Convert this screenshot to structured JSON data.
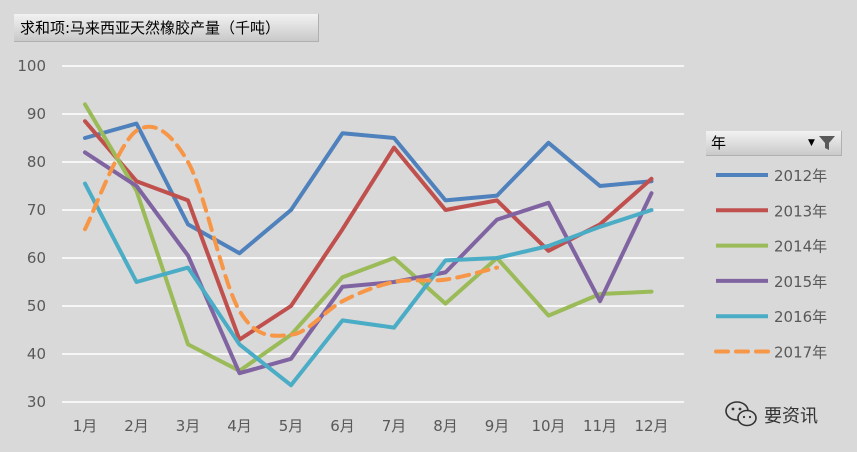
{
  "title_button": {
    "label": "求和项:马来西亚天然橡胶产量（千吨）"
  },
  "legend": {
    "header_label": "年"
  },
  "watermark": {
    "text": "要资讯"
  },
  "chart_data": {
    "type": "line",
    "categories": [
      "1月",
      "2月",
      "3月",
      "4月",
      "5月",
      "6月",
      "7月",
      "8月",
      "9月",
      "10月",
      "11月",
      "12月"
    ],
    "ylim": [
      30,
      100
    ],
    "yticks": [
      30,
      40,
      50,
      60,
      70,
      80,
      90,
      100
    ],
    "grid": true,
    "legend_position": "right",
    "series": [
      {
        "name": "2012年",
        "color": "#4f81bd",
        "dashed": false,
        "values": [
          85,
          88,
          67,
          61,
          70,
          86,
          85,
          72,
          73,
          84,
          75,
          76
        ]
      },
      {
        "name": "2013年",
        "color": "#c0504d",
        "dashed": false,
        "values": [
          88.5,
          76,
          72,
          43,
          50,
          66,
          83,
          70,
          72,
          61.5,
          67,
          76.5
        ]
      },
      {
        "name": "2014年",
        "color": "#9bbb59",
        "dashed": false,
        "values": [
          92,
          74,
          42,
          36.5,
          44,
          56,
          60,
          50.5,
          60,
          48,
          52.5,
          53
        ]
      },
      {
        "name": "2015年",
        "color": "#8064a2",
        "dashed": false,
        "values": [
          82,
          75,
          60.5,
          36,
          39,
          54,
          55,
          57,
          68,
          71.5,
          51,
          73.5
        ]
      },
      {
        "name": "2016年",
        "color": "#4bacc6",
        "dashed": false,
        "values": [
          75.5,
          55,
          58,
          42,
          33.5,
          47,
          45.5,
          59.5,
          60,
          62.5,
          66.5,
          70
        ]
      },
      {
        "name": "2017年",
        "color": "#f79646",
        "dashed": true,
        "values": [
          66,
          86.5,
          80,
          49,
          44,
          51,
          55,
          55.5,
          58,
          null,
          null,
          null
        ]
      }
    ]
  }
}
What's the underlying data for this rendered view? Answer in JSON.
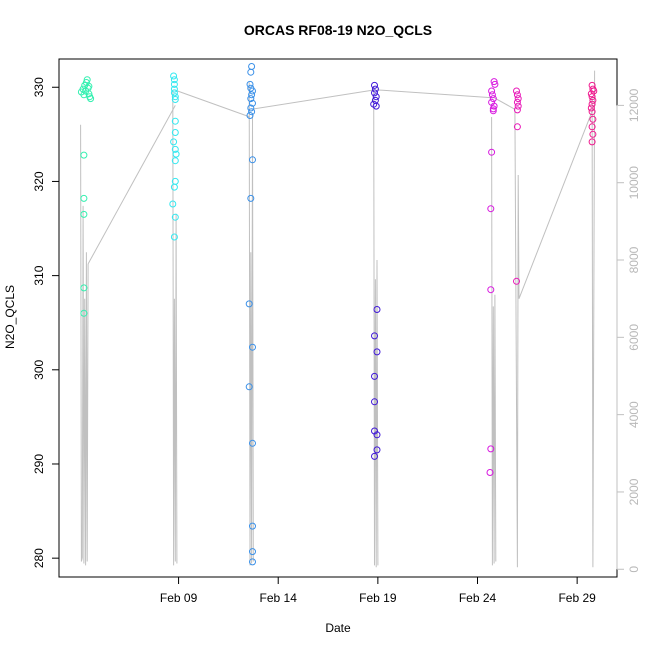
{
  "chart_data": {
    "type": "scatter",
    "title": "ORCAS RF08-19 N2O_QCLS",
    "xlabel": "Date",
    "ylabel": "N2O_QCLS",
    "ylim": [
      278,
      333
    ],
    "y2lim": [
      -200,
      13200
    ],
    "xlim": [
      "2016-02-03",
      "2016-03-02"
    ],
    "x_ticks": [
      {
        "date": "2016-02-09",
        "label": "Feb 09"
      },
      {
        "date": "2016-02-14",
        "label": "Feb 14"
      },
      {
        "date": "2016-02-19",
        "label": "Feb 19"
      },
      {
        "date": "2016-02-24",
        "label": "Feb 24"
      },
      {
        "date": "2016-02-29",
        "label": "Feb 29"
      }
    ],
    "y_ticks": [
      280,
      290,
      300,
      310,
      320,
      330
    ],
    "y2_ticks": [
      0,
      2000,
      4000,
      6000,
      8000,
      10000,
      12000
    ],
    "grid": false,
    "legend": "none",
    "altitude_color": "#c0c0c0",
    "series": [
      {
        "color": "#33f0b0",
        "points": [
          [
            "2016-02-04 06:00",
            322.8
          ],
          [
            "2016-02-04 06:00",
            318.2
          ],
          [
            "2016-02-04 06:00",
            316.5
          ],
          [
            "2016-02-04 06:00",
            308.7
          ],
          [
            "2016-02-04 06:00",
            306.0
          ],
          [
            "2016-02-04 03:00",
            329.5
          ],
          [
            "2016-02-04 05:00",
            329.8
          ],
          [
            "2016-02-04 07:00",
            330.2
          ],
          [
            "2016-02-04 09:00",
            330.5
          ],
          [
            "2016-02-04 10:00",
            330.8
          ],
          [
            "2016-02-04 11:00",
            329.9
          ],
          [
            "2016-02-04 12:00",
            329.3
          ],
          [
            "2016-02-04 13:00",
            329.0
          ],
          [
            "2016-02-04 14:00",
            328.8
          ],
          [
            "2016-02-04 08:00",
            329.6
          ],
          [
            "2016-02-04 06:00",
            329.2
          ],
          [
            "2016-02-04 12:00",
            330.1
          ]
        ]
      },
      {
        "color": "#33e8f0",
        "points": [
          [
            "2016-02-08 18:00",
            331.2
          ],
          [
            "2016-02-08 19:00",
            330.8
          ],
          [
            "2016-02-08 19:00",
            330.3
          ],
          [
            "2016-02-08 19:00",
            329.8
          ],
          [
            "2016-02-08 19:00",
            329.4
          ],
          [
            "2016-02-08 20:00",
            329.0
          ],
          [
            "2016-02-08 20:00",
            328.7
          ],
          [
            "2016-02-08 20:00",
            326.4
          ],
          [
            "2016-02-08 20:00",
            325.2
          ],
          [
            "2016-02-08 18:00",
            324.2
          ],
          [
            "2016-02-08 20:00",
            323.4
          ],
          [
            "2016-02-08 21:00",
            322.9
          ],
          [
            "2016-02-08 20:00",
            322.2
          ],
          [
            "2016-02-08 20:00",
            320.0
          ],
          [
            "2016-02-08 19:00",
            319.4
          ],
          [
            "2016-02-08 17:00",
            317.6
          ],
          [
            "2016-02-08 20:00",
            316.2
          ],
          [
            "2016-02-08 19:00",
            314.1
          ]
        ]
      },
      {
        "color": "#3a90e8",
        "points": [
          [
            "2016-02-12 16:00",
            332.2
          ],
          [
            "2016-02-12 15:00",
            331.6
          ],
          [
            "2016-02-12 14:00",
            330.3
          ],
          [
            "2016-02-12 15:00",
            329.9
          ],
          [
            "2016-02-12 17:00",
            329.6
          ],
          [
            "2016-02-12 16:00",
            329.2
          ],
          [
            "2016-02-12 15:00",
            328.8
          ],
          [
            "2016-02-12 17:00",
            328.3
          ],
          [
            "2016-02-12 15:00",
            327.8
          ],
          [
            "2016-02-12 16:00",
            327.4
          ],
          [
            "2016-02-12 14:00",
            327.0
          ],
          [
            "2016-02-12 17:00",
            322.3
          ],
          [
            "2016-02-12 15:00",
            318.2
          ],
          [
            "2016-02-12 13:00",
            307.0
          ],
          [
            "2016-02-12 17:00",
            302.4
          ],
          [
            "2016-02-12 13:00",
            298.2
          ],
          [
            "2016-02-12 17:00",
            292.2
          ],
          [
            "2016-02-12 17:00",
            283.4
          ],
          [
            "2016-02-12 17:00",
            280.7
          ],
          [
            "2016-02-12 17:00",
            279.6
          ]
        ]
      },
      {
        "color": "#4018d8",
        "points": [
          [
            "2016-02-18 20:00",
            330.2
          ],
          [
            "2016-02-18 21:00",
            329.8
          ],
          [
            "2016-02-18 20:00",
            329.4
          ],
          [
            "2016-02-18 22:00",
            329.0
          ],
          [
            "2016-02-18 21:00",
            328.6
          ],
          [
            "2016-02-18 19:00",
            328.2
          ],
          [
            "2016-02-18 22:00",
            328.0
          ],
          [
            "2016-02-18 23:00",
            306.4
          ],
          [
            "2016-02-18 20:00",
            303.6
          ],
          [
            "2016-02-18 23:00",
            301.9
          ],
          [
            "2016-02-18 20:00",
            299.3
          ],
          [
            "2016-02-18 20:00",
            296.6
          ],
          [
            "2016-02-18 20:00",
            293.5
          ],
          [
            "2016-02-18 23:00",
            293.1
          ],
          [
            "2016-02-18 23:00",
            291.5
          ],
          [
            "2016-02-18 20:00",
            290.8
          ]
        ]
      },
      {
        "color": "#d818e0",
        "points": [
          [
            "2016-02-24 20:00",
            330.6
          ],
          [
            "2016-02-24 21:00",
            330.3
          ],
          [
            "2016-02-24 17:00",
            329.6
          ],
          [
            "2016-02-24 18:00",
            329.2
          ],
          [
            "2016-02-24 19:00",
            328.8
          ],
          [
            "2016-02-24 17:00",
            328.4
          ],
          [
            "2016-02-24 20:00",
            328.0
          ],
          [
            "2016-02-24 19:00",
            327.7
          ],
          [
            "2016-02-24 19:00",
            327.5
          ],
          [
            "2016-02-24 17:00",
            323.1
          ],
          [
            "2016-02-24 16:00",
            317.1
          ],
          [
            "2016-02-24 16:00",
            308.5
          ],
          [
            "2016-02-24 16:00",
            291.6
          ],
          [
            "2016-02-24 15:00",
            289.1
          ]
        ]
      },
      {
        "color": "#e818b8",
        "points": [
          [
            "2016-02-25 23:00",
            329.6
          ],
          [
            "2016-02-26 00:00",
            329.2
          ],
          [
            "2016-02-26 01:00",
            328.8
          ],
          [
            "2016-02-26 00:00",
            328.4
          ],
          [
            "2016-02-26 01:00",
            328.0
          ],
          [
            "2016-02-26 00:00",
            327.6
          ],
          [
            "2016-02-26 00:00",
            325.8
          ],
          [
            "2016-02-25 23:00",
            309.4
          ]
        ]
      },
      {
        "color": "#f0188e",
        "points": [
          [
            "2016-02-29 18:00",
            330.2
          ],
          [
            "2016-02-29 19:00",
            329.8
          ],
          [
            "2016-02-29 20:00",
            329.6
          ],
          [
            "2016-02-29 17:00",
            329.3
          ],
          [
            "2016-02-29 18:00",
            329.0
          ],
          [
            "2016-02-29 19:00",
            328.6
          ],
          [
            "2016-02-29 18:00",
            328.2
          ],
          [
            "2016-02-29 17:00",
            327.8
          ],
          [
            "2016-02-29 18:00",
            327.4
          ],
          [
            "2016-02-29 19:00",
            326.6
          ],
          [
            "2016-02-29 18:00",
            325.8
          ],
          [
            "2016-02-29 19:00",
            325.0
          ],
          [
            "2016-02-29 18:00",
            324.2
          ]
        ]
      }
    ],
    "altitude_segments": [
      [
        [
          "2016-02-04 02:00",
          11500
        ],
        [
          "2016-02-04 03:00",
          200
        ],
        [
          "2016-02-04 04:00",
          300
        ],
        [
          "2016-02-04 05:00",
          9400
        ],
        [
          "2016-02-04 06:00",
          150
        ],
        [
          "2016-02-04 07:00",
          7000
        ],
        [
          "2016-02-04 08:00",
          100
        ],
        [
          "2016-02-04 09:00",
          8200
        ],
        [
          "2016-02-04 10:00",
          200
        ],
        [
          "2016-02-04 11:00",
          7900
        ]
      ],
      [
        [
          "2016-02-04 11:00",
          7900
        ],
        [
          "2016-02-08 20:00",
          12000
        ]
      ],
      [
        [
          "2016-02-08 17:00",
          12400
        ],
        [
          "2016-02-08 18:00",
          100
        ],
        [
          "2016-02-08 19:00",
          7000
        ],
        [
          "2016-02-08 20:00",
          200
        ],
        [
          "2016-02-08 21:00",
          9200
        ],
        [
          "2016-02-08 22:00",
          150
        ]
      ],
      [
        [
          "2016-02-08 19:00",
          12400
        ],
        [
          "2016-02-12 14:00",
          11700
        ]
      ],
      [
        [
          "2016-02-12 13:00",
          12600
        ],
        [
          "2016-02-12 14:00",
          100
        ],
        [
          "2016-02-12 15:00",
          8200
        ],
        [
          "2016-02-12 16:00",
          150
        ],
        [
          "2016-02-12 17:00",
          11800
        ],
        [
          "2016-02-12 18:00",
          200
        ]
      ],
      [
        [
          "2016-02-12 16:00",
          11900
        ],
        [
          "2016-02-18 20:00",
          12400
        ]
      ],
      [
        [
          "2016-02-18 19:00",
          12500
        ],
        [
          "2016-02-18 20:00",
          100
        ],
        [
          "2016-02-18 21:00",
          7500
        ],
        [
          "2016-02-18 22:00",
          50
        ],
        [
          "2016-02-18 23:00",
          8000
        ],
        [
          "2016-02-19 00:00",
          100
        ]
      ],
      [
        [
          "2016-02-18 23:00",
          12400
        ],
        [
          "2016-02-24 18:00",
          12200
        ]
      ],
      [
        [
          "2016-02-24 17:00",
          11700
        ],
        [
          "2016-02-24 18:00",
          100
        ],
        [
          "2016-02-24 19:00",
          6800
        ],
        [
          "2016-02-24 20:00",
          150
        ],
        [
          "2016-02-24 21:00",
          7100
        ],
        [
          "2016-02-24 22:00",
          200
        ]
      ],
      [
        [
          "2016-02-24 20:00",
          12200
        ],
        [
          "2016-02-25 21:00",
          11900
        ],
        [
          "2016-02-26 00:00",
          50
        ],
        [
          "2016-02-26 01:00",
          10200
        ],
        [
          "2016-02-26 02:00",
          7000
        ]
      ],
      [
        [
          "2016-02-26 02:00",
          7000
        ],
        [
          "2016-02-29 19:00",
          11900
        ]
      ],
      [
        [
          "2016-02-29 18:00",
          12200
        ],
        [
          "2016-02-29 19:00",
          50
        ],
        [
          "2016-02-29 20:00",
          6800
        ],
        [
          "2016-02-29 21:00",
          12900
        ]
      ]
    ]
  }
}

**TASK INSTRUCTIONS:** Scan the lines for the string "name". Copy out each line that matches.

**SOLUTION FOR THIS PROBLEM:**
        "name": "2012年",
        "name": "2013年",
        "name": "2014年",
        "name": "2015年",
        "name": "2016年",
        "name": "2017年",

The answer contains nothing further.